◆ **PAGE**:
================================

Yes. Okay. Well, the price increase that was announced for March 30, April 1, in that space, talked about no job quotes. And I think the simplest way I think about that is all shipments after April -- did I say March? I meant April 1. But all shipments after April 1 would be at the now higher price, and there wouldn't be price protection for a job quote. Someone is going to build 30 houses in Mississippi, and we give them a quote in February. And we learned a lot. I think that's a question that's probably in some of your minds in terms of the gypsum price increase, which talked about a cessation of job quotes. And that's kind of something that's taking some learning in the marketplace and applying it to our price increase, which was subsequently followed by everybody with that language as well. And the impact on the business, we certainly hope it's substantial. 12% would be a good start.

Thierry Denis

Management

Okay. Thank you. On this side? John A. Baugh - Stifel, Nicolaus & Co., Inc., Research Division: John Baugh with Stifel, Nicolaus. In that guidance of 1 million starts to make $100 million in insulation, does that assume existing home sales stay where they are? Or some rate of growth there and/or a change in re-roofing?

Charles E. Dana

Management

$100 million is insulation only. So now we haven't really -- we haven't put out a similar target as to how much we make in Roofing at 1 million housing starts. Certainly, at 1 million -- I don't know how that exactly correlates to existing home sales. I think it would be consistent -- depends on when the 1 million starts happens. What we believe is that our Roofing business market would grow as housing -- as existing home sales grows. To the extent that it follows it -- we do believe that the curve more or less follows new housing starts, that there would be growth also in the market, and we presumably keep our share and grow roof -- had volume growth in roof... John A. Baugh - Stifel, Nicolaus & Co., Inc., Research Division: And commercial as well. I mean, would that, we assume, be flat? Or that grows...

Charles E. Dana

Management

Oh, commercial. I don't think commercial necessarily moves in that space. But on the -- in our commercial and industrial business, which we call engineered insulation systems, the piece that's HVAC, certainly would grow commensurate with that, exactly, and the same proportion as our res business.

Thierry Denis

Management

Okay. We're going to take one more question and, as we do that, we're actually going to start distributing the package for the next session. And then -- so that when Duncan Palmer is on stage, we're ready to go. Andy, you want to take the last question?

================================

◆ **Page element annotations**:
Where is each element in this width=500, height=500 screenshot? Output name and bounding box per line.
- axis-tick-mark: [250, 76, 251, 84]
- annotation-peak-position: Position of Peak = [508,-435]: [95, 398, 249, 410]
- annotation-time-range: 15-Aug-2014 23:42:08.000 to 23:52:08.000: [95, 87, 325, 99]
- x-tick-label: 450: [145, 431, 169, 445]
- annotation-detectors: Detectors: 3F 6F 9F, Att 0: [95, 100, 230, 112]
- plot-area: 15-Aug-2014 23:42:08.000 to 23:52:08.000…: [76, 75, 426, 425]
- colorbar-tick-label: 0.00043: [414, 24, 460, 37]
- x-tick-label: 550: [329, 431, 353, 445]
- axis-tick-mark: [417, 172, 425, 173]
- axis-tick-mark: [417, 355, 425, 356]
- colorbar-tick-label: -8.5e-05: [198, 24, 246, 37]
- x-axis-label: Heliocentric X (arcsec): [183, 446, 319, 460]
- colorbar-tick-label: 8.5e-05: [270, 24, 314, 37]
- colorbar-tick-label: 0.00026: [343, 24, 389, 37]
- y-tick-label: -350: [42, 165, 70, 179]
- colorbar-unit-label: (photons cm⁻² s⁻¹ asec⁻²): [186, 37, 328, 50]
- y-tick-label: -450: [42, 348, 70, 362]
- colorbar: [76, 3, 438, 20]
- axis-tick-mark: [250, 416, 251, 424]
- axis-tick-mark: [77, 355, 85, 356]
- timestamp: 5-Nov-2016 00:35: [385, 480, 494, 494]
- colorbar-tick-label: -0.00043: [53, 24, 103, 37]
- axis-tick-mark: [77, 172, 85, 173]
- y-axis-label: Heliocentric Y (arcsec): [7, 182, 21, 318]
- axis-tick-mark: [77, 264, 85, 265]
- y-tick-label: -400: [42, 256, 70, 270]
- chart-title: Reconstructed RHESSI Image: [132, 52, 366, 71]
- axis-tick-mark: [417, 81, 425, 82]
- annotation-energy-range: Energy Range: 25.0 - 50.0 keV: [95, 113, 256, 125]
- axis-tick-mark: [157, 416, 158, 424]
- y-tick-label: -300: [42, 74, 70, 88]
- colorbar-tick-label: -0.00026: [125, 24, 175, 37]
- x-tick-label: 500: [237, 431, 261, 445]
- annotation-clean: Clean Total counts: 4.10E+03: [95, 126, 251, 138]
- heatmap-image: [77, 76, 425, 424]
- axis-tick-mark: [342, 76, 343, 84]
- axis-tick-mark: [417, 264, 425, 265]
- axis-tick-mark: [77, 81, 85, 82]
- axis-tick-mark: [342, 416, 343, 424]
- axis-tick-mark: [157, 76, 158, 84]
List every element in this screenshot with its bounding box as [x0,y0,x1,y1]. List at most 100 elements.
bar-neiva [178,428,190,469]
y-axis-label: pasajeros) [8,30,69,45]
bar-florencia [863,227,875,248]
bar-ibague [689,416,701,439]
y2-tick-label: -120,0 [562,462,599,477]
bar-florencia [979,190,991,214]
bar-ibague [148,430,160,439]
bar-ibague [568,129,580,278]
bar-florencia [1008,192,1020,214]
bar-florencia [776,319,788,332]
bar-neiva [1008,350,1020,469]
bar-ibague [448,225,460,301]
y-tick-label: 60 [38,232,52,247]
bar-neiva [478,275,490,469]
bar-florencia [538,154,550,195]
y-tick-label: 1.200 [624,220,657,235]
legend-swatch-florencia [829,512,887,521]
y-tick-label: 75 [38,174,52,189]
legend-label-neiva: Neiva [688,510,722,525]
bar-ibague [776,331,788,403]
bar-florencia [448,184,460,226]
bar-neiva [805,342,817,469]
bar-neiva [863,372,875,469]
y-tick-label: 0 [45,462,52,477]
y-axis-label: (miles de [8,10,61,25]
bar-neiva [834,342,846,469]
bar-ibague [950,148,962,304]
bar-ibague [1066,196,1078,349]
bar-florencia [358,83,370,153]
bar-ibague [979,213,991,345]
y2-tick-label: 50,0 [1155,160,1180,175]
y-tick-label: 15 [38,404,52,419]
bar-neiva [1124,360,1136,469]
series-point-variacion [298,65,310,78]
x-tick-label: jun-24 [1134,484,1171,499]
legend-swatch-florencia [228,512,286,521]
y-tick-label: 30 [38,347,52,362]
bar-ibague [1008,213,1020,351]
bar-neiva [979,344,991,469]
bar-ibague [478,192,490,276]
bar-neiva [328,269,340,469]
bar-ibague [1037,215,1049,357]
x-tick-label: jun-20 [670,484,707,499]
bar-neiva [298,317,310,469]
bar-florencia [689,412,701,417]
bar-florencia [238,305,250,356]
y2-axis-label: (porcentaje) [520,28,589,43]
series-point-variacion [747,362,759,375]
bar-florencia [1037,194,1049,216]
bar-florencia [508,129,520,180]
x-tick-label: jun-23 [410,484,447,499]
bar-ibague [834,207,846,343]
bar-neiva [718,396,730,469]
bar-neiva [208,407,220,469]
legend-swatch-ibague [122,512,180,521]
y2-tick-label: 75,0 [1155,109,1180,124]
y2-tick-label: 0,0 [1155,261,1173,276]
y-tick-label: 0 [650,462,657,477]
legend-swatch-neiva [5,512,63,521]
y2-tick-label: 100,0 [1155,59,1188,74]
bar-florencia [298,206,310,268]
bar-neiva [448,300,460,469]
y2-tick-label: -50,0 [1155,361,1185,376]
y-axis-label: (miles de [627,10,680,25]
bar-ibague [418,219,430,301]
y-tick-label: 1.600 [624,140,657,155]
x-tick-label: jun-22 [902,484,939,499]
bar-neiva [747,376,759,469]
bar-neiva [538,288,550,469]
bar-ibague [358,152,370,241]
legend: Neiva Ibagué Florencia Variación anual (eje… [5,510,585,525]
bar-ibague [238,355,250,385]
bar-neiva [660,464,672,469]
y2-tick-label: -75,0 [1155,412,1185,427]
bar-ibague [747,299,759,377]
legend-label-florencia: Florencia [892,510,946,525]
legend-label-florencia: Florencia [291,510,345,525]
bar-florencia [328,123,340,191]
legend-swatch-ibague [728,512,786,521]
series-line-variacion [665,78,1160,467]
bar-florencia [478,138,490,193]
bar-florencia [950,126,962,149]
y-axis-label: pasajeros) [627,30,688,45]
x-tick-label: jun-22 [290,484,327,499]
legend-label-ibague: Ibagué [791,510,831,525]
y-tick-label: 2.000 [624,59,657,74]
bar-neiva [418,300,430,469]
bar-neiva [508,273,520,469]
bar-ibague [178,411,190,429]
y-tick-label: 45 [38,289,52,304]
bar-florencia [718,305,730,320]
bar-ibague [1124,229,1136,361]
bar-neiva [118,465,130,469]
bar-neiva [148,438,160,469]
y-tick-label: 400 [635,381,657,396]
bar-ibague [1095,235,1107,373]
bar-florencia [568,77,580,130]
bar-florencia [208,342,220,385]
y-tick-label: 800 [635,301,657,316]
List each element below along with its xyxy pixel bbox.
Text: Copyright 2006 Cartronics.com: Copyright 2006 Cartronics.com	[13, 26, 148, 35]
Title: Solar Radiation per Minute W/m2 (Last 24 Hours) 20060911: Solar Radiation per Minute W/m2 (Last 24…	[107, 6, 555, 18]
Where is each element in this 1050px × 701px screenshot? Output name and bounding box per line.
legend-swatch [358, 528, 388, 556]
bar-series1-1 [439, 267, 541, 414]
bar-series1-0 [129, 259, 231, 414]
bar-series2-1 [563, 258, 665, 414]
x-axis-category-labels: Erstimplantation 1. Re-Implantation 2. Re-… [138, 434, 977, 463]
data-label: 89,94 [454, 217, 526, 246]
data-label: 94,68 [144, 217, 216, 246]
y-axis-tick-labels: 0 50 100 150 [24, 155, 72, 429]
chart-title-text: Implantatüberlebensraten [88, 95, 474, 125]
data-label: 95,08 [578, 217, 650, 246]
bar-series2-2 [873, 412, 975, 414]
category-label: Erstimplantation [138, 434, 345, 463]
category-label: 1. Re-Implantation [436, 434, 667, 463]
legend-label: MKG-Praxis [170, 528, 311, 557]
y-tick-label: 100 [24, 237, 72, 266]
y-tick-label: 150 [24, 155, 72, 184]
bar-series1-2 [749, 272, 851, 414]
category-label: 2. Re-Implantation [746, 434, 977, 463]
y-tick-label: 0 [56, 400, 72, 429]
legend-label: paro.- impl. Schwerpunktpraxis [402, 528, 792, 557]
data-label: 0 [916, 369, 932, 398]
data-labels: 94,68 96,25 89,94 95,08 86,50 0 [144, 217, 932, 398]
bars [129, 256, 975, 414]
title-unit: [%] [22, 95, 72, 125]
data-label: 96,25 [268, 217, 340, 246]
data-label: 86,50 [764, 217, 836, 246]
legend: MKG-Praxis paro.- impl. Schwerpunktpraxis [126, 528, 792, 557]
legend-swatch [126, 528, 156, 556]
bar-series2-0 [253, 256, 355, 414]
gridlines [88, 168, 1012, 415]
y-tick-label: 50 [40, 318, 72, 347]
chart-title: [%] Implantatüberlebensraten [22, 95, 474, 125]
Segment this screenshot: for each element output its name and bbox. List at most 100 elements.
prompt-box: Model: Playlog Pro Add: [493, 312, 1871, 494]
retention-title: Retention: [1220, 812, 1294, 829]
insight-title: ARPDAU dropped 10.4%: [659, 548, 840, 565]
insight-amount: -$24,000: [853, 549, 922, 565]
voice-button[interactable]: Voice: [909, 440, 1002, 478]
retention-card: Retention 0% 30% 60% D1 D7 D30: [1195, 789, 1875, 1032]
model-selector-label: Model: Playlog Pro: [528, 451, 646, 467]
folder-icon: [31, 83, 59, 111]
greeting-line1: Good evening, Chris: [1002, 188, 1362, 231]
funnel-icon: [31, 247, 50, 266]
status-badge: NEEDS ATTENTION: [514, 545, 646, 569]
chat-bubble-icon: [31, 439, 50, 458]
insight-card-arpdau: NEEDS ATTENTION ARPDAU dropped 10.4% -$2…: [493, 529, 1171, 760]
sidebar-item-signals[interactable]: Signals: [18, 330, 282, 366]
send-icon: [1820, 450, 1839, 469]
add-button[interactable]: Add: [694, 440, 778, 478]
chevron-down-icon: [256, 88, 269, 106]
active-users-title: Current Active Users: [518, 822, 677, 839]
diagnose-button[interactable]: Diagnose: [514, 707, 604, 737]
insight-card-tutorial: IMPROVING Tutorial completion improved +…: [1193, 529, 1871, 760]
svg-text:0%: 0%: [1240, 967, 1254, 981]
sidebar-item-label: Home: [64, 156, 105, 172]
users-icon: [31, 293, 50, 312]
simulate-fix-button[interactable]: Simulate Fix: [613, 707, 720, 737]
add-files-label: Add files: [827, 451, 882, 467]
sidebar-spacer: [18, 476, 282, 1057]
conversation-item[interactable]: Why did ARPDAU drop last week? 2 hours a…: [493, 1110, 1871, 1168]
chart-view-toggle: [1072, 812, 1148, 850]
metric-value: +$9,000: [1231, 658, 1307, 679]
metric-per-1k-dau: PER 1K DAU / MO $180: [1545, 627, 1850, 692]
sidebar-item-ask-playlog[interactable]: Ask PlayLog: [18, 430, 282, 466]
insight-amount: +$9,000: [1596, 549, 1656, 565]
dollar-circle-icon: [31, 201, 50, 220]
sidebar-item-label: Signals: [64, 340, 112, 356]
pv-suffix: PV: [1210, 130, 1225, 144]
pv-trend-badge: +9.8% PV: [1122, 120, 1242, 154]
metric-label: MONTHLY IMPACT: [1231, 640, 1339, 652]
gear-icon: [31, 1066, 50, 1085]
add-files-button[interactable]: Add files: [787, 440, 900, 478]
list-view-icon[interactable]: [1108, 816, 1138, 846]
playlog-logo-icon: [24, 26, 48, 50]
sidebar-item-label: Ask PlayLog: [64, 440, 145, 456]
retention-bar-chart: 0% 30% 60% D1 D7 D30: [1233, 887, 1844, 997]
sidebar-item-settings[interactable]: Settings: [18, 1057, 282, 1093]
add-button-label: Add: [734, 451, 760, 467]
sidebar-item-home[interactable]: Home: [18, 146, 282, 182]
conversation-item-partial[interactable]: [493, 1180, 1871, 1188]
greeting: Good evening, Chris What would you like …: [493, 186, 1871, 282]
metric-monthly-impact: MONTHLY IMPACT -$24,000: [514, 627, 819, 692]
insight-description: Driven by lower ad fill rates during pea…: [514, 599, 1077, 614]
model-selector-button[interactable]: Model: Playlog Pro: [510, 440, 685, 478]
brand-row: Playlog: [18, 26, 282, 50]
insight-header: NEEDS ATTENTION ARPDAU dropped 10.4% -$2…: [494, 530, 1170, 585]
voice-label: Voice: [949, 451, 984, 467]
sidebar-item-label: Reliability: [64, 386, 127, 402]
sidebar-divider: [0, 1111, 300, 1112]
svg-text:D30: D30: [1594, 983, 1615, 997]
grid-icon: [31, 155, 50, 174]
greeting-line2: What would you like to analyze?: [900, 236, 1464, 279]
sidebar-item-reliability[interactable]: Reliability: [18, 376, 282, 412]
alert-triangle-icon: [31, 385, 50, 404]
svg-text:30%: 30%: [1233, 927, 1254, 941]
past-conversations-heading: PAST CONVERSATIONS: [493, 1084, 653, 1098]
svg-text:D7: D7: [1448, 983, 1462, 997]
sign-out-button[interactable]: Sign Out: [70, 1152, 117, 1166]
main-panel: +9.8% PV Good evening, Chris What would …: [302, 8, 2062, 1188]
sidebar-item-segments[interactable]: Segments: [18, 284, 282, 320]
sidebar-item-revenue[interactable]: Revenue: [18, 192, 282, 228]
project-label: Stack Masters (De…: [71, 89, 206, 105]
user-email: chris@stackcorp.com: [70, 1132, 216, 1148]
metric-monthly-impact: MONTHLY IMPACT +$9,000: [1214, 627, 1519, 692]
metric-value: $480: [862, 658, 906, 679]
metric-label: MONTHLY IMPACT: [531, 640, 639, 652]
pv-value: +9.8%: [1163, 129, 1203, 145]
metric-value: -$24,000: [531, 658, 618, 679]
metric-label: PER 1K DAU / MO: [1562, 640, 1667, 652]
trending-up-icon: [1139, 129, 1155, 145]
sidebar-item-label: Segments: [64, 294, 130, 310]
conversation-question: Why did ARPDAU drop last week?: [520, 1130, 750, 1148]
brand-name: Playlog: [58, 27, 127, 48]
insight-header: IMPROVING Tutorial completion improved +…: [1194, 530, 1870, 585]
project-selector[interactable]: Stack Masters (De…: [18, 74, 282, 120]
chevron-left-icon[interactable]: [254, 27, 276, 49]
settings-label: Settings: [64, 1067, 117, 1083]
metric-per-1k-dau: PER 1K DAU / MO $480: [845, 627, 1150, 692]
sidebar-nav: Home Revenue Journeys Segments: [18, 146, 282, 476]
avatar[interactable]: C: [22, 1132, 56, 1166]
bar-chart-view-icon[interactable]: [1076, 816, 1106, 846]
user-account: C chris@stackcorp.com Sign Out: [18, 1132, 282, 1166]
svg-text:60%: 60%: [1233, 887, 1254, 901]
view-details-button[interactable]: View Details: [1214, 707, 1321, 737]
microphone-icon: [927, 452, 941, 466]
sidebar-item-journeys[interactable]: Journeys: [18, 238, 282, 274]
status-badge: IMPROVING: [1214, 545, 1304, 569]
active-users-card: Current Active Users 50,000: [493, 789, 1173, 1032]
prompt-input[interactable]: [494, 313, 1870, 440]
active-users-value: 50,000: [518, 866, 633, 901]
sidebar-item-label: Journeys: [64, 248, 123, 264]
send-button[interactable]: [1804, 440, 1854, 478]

================================

◆ **TASK OBJECTIVE**:
Edit the earnings call transcript from "Okay. Thank you." to "change in re-roofing?", replacing "existing home sales" with "new home sales".

◆ **ANSWER TO THIS PROBLEM**:
Okay. Thank you. On this side? John A. Baugh - Stifel, Nicolaus & Co., Inc., Research Division: John Baugh with Stifel, Nicolaus. In that guidance of 1 million starts to make $100 million in insulation, does that assume new home sales stay where they are? Or some rate of growth there and/or a change in re-roofing?